> Provided records:
^^^^^^^^^^^^^^^^
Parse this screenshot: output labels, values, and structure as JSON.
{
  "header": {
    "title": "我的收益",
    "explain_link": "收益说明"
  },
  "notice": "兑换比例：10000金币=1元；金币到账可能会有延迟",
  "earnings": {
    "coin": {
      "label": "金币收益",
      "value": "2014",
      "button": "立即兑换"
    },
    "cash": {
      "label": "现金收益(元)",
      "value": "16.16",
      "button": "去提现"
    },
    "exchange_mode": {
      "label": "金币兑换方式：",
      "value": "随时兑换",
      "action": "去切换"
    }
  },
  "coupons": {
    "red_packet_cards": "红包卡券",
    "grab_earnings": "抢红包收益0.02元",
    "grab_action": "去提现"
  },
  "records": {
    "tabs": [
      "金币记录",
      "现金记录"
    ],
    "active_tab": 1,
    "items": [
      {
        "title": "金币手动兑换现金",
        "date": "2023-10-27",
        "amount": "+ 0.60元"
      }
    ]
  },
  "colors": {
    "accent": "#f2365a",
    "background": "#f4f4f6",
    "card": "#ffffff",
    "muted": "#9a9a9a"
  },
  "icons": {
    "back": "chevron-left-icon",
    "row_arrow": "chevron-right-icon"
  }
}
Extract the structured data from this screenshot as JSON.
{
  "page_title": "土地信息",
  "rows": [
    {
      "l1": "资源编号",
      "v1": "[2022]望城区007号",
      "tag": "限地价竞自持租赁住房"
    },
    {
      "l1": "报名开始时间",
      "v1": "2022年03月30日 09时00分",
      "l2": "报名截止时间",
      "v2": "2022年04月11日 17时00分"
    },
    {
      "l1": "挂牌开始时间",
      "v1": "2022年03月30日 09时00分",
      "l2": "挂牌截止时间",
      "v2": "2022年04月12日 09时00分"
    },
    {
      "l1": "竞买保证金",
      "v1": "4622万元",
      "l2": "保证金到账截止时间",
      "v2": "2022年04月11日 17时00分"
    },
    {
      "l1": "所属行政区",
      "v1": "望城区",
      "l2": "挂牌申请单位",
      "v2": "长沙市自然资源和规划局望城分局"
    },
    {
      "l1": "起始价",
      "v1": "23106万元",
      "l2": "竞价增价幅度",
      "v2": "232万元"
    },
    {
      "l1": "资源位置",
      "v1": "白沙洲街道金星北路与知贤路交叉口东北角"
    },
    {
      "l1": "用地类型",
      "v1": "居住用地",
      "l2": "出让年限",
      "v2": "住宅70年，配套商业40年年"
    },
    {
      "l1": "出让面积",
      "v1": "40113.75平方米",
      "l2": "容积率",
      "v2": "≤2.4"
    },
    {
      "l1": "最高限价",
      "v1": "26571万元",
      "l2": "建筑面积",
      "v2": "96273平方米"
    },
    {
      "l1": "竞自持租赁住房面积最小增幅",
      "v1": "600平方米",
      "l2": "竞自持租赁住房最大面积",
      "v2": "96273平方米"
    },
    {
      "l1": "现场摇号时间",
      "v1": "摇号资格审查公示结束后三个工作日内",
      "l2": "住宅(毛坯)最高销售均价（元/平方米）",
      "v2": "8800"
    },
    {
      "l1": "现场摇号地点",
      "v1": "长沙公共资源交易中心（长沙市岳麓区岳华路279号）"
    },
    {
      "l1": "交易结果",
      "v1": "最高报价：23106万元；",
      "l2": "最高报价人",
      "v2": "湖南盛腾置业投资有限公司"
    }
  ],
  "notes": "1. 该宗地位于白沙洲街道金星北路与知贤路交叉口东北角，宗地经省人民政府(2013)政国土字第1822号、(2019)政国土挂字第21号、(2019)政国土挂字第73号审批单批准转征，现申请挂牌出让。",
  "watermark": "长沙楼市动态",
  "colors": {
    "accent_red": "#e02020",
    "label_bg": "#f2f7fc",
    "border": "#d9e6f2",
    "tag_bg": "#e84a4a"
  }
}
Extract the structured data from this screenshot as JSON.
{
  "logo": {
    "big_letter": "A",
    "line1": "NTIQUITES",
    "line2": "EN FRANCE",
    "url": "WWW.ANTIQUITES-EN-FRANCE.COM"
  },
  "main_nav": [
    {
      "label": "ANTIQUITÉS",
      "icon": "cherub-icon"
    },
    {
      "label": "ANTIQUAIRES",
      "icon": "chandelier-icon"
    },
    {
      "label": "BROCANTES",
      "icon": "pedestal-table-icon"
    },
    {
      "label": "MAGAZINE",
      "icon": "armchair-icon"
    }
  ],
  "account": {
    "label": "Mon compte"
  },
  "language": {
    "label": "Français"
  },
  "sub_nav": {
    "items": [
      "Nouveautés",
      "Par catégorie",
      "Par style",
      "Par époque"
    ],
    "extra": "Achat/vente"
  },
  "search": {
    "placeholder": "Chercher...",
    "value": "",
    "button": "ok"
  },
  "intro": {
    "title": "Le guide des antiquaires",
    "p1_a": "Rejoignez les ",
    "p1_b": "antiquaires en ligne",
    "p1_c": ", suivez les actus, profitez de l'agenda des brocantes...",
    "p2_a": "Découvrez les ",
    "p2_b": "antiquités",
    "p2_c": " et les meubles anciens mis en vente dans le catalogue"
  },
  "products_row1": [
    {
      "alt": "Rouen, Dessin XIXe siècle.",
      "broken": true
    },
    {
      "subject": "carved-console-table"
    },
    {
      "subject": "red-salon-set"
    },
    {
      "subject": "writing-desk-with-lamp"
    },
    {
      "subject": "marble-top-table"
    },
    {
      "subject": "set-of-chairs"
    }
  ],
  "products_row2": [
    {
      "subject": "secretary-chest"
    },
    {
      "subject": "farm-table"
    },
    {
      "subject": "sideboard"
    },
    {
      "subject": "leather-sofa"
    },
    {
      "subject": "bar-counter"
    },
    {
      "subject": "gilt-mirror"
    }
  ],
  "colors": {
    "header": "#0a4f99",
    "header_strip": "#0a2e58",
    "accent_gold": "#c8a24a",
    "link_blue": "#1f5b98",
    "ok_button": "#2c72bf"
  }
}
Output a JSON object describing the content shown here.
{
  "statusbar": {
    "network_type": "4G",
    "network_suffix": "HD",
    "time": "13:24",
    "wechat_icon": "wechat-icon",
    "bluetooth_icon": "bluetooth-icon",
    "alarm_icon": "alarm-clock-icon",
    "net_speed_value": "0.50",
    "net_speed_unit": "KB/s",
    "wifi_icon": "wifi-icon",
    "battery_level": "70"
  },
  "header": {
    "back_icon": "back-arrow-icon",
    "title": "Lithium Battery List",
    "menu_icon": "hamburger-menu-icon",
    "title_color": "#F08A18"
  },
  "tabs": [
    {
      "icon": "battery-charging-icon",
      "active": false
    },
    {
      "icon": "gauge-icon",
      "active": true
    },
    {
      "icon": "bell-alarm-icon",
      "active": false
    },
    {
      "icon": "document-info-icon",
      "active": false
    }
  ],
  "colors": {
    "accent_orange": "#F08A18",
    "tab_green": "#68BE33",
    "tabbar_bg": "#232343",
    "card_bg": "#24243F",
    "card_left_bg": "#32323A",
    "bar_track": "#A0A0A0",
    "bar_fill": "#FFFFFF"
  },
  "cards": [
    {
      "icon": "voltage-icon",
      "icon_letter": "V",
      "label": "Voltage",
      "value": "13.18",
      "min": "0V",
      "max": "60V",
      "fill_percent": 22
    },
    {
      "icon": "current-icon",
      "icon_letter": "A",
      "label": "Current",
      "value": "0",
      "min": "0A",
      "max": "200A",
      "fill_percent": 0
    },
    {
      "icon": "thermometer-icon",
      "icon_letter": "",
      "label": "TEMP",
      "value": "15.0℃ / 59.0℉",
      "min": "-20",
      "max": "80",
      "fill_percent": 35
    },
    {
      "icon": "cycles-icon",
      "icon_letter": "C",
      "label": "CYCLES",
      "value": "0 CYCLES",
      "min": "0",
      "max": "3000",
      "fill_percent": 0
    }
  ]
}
^^^^^^^^^^^^^^^^
> Short exercise: Please reproduce each line exactly as written.

> Solved problem:
Parse this screenshot: output labels, values, and structure as JSON.
{
  "header": {
    "title": "我的收益",
    "explain_link": "收益说明"
  },
  "notice": "兑换比例：10000金币=1元；金币到账可能会有延迟",
  "earnings": {
    "coin": {
      "label": "金币收益",
      "value": "2014",
      "button": "立即兑换"
    },
    "cash": {
      "label": "现金收益(元)",
      "value": "16.16",
      "button": "去提现"
    },
    "exchange_mode": {
      "label": "金币兑换方式：",
      "value": "随时兑换",
      "action": "去切换"
    }
  },
  "coupons": {
    "red_packet_cards": "红包卡券",
    "grab_earnings": "抢红包收益0.02元",
    "grab_action": "去提现"
  },
  "records": {
    "tabs": [
      "金币记录",
      "现金记录"
    ],
    "active_tab": 1,
    "items": [
      {
        "title": "金币手动兑换现金",
        "date": "2023-10-27",
        "amount": "+ 0.60元"
      }
    ]
  },
  "colors": {
    "accent": "#f2365a",
    "background": "#f4f4f6",
    "card": "#ffffff",
    "muted": "#9a9a9a"
  },
  "icons": {
    "back": "chevron-left-icon",
    "row_arrow": "chevron-right-icon"
  }
}
Extract the structured data from this screenshot as JSON.
{
  "page_title": "土地信息",
  "rows": [
    {
      "l1": "资源编号",
      "v1": "[2022]望城区007号",
      "tag": "限地价竞自持租赁住房"
    },
    {
      "l1": "报名开始时间",
      "v1": "2022年03月30日 09时00分",
      "l2": "报名截止时间",
      "v2": "2022年04月11日 17时00分"
    },
    {
      "l1": "挂牌开始时间",
      "v1": "2022年03月30日 09时00分",
      "l2": "挂牌截止时间",
      "v2": "2022年04月12日 09时00分"
    },
    {
      "l1": "竞买保证金",
      "v1": "4622万元",
      "l2": "保证金到账截止时间",
      "v2": "2022年04月11日 17时00分"
    },
    {
      "l1": "所属行政区",
      "v1": "望城区",
      "l2": "挂牌申请单位",
      "v2": "长沙市自然资源和规划局望城分局"
    },
    {
      "l1": "起始价",
      "v1": "23106万元",
      "l2": "竞价增价幅度",
      "v2": "232万元"
    },
    {
      "l1": "资源位置",
      "v1": "白沙洲街道金星北路与知贤路交叉口东北角"
    },
    {
      "l1": "用地类型",
      "v1": "居住用地",
      "l2": "出让年限",
      "v2": "住宅70年，配套商业40年年"
    },
    {
      "l1": "出让面积",
      "v1": "40113.75平方米",
      "l2": "容积率",
      "v2": "≤2.4"
    },
    {
      "l1": "最高限价",
      "v1": "26571万元",
      "l2": "建筑面积",
      "v2": "96273平方米"
    },
    {
      "l1": "竞自持租赁住房面积最小增幅",
      "v1": "600平方米",
      "l2": "竞自持租赁住房最大面积",
      "v2": "96273平方米"
    },
    {
      "l1": "现场摇号时间",
      "v1": "摇号资格审查公示结束后三个工作日内",
      "l2": "住宅(毛坯)最高销售均价（元/平方米）",
      "v2": "8800"
    },
    {
      "l1": "现场摇号地点",
      "v1": "长沙公共资源交易中心（长沙市岳麓区岳华路279号）"
    },
    {
      "l1": "交易结果",
      "v1": "最高报价：23106万元；",
      "l2": "最高报价人",
      "v2": "湖南盛腾置业投资有限公司"
    }
  ],
  "notes": "1. 该宗地位于白沙洲街道金星北路与知贤路交叉口东北角，宗地经省人民政府(2013)政国土字第1822号、(2019)政国土挂字第21号、(2019)政国土挂字第73号审批单批准转征，现申请挂牌出让。",
  "watermark": "长沙楼市动态",
  "colors": {
    "accent_red": "#e02020",
    "label_bg": "#f2f7fc",
    "border": "#d9e6f2",
    "tag_bg": "#e84a4a"
  }
}
Extract the structured data from this screenshot as JSON.
{
  "logo": {
    "big_letter": "A",
    "line1": "NTIQUITES",
    "line2": "EN FRANCE",
    "url": "WWW.ANTIQUITES-EN-FRANCE.COM"
  },
  "main_nav": [
    {
      "label": "ANTIQUITÉS",
      "icon": "cherub-icon"
    },
    {
      "label": "ANTIQUAIRES",
      "icon": "chandelier-icon"
    },
    {
      "label": "BROCANTES",
      "icon": "pedestal-table-icon"
    },
    {
      "label": "MAGAZINE",
      "icon": "armchair-icon"
    }
  ],
  "account": {
    "label": "Mon compte"
  },
  "language": {
    "label": "Français"
  },
  "sub_nav": {
    "items": [
      "Nouveautés",
      "Par catégorie",
      "Par style",
      "Par époque"
    ],
    "extra": "Achat/vente"
  },
  "search": {
    "placeholder": "Chercher...",
    "value": "",
    "button": "ok"
  },
  "intro": {
    "title": "Le guide des antiquaires",
    "p1_a": "Rejoignez les ",
    "p1_b": "antiquaires en ligne",
    "p1_c": ", suivez les actus, profitez de l'agenda des brocantes...",
    "p2_a": "Découvrez les ",
    "p2_b": "antiquités",
    "p2_c": " et les meubles anciens mis en vente dans le catalogue"
  },
  "products_row1": [
    {
      "alt": "Rouen, Dessin XIXe siècle.",
      "broken": true
    },
    {
      "subject": "carved-console-table"
    },
    {
      "subject": "red-salon-set"
    },
    {
      "subject": "writing-desk-with-lamp"
    },
    {
      "subject": "marble-top-table"
    },
    {
      "subject": "set-of-chairs"
    }
  ],
  "products_row2": [
    {
      "subject": "secretary-chest"
    },
    {
      "subject": "farm-table"
    },
    {
      "subject": "sideboard"
    },
    {
      "subject": "leather-sofa"
    },
    {
      "subject": "bar-counter"
    },
    {
      "subject": "gilt-mirror"
    }
  ],
  "colors": {
    "header": "#0a4f99",
    "header_strip": "#0a2e58",
    "accent_gold": "#c8a24a",
    "link_blue": "#1f5b98",
    "ok_button": "#2c72bf"
  }
}
Output a JSON object describing the content shown here.
{
  "statusbar": {
    "network_type": "4G",
    "network_suffix": "HD",
    "time": "13:24",
    "wechat_icon": "wechat-icon",
    "bluetooth_icon": "bluetooth-icon",
    "alarm_icon": "alarm-clock-icon",
    "net_speed_value": "0.50",
    "net_speed_unit": "KB/s",
    "wifi_icon": "wifi-icon",
    "battery_level": "70"
  },
  "header": {
    "back_icon": "back-arrow-icon",
    "title": "Lithium Battery List",
    "menu_icon": "hamburger-menu-icon",
    "title_color": "#F08A18"
  },
  "tabs": [
    {
      "icon": "battery-charging-icon",
      "active": false
    },
    {
      "icon": "gauge-icon",
      "active": true
    },
    {
      "icon": "bell-alarm-icon",
      "active": false
    },
    {
      "icon": "document-info-icon",
      "active": false
    }
  ],
  "colors": {
    "accent_orange": "#F08A18",
    "tab_green": "#68BE33",
    "tabbar_bg": "#232343",
    "card_bg": "#24243F",
    "card_left_bg": "#32323A",
    "bar_track": "#A0A0A0",
    "bar_fill": "#FFFFFF"
  },
  "cards": [
    {
      "icon": "voltage-icon",
      "icon_letter": "V",
      "label": "Voltage",
      "value": "13.18",
      "min": "0V",
      "max": "60V",
      "fill_percent": 22
    },
    {
      "icon": "current-icon",
      "icon_letter": "A",
      "label": "Current",
      "value": "0",
      "min": "0A",
      "max": "200A",
      "fill_percent": 0
    },
    {
      "icon": "thermometer-icon",
      "icon_letter": "",
      "label": "TEMP",
      "value": "15.0℃ / 59.0℉",
      "min": "-20",
      "max": "80",
      "fill_percent": 35
    },
    {
      "icon": "cycles-icon",
      "icon_letter": "C",
      "label": "CYCLES",
      "value": "0 CYCLES",
      "min": "0",
      "max": "3000",
      "fill_percent": 0
    }
  ]
}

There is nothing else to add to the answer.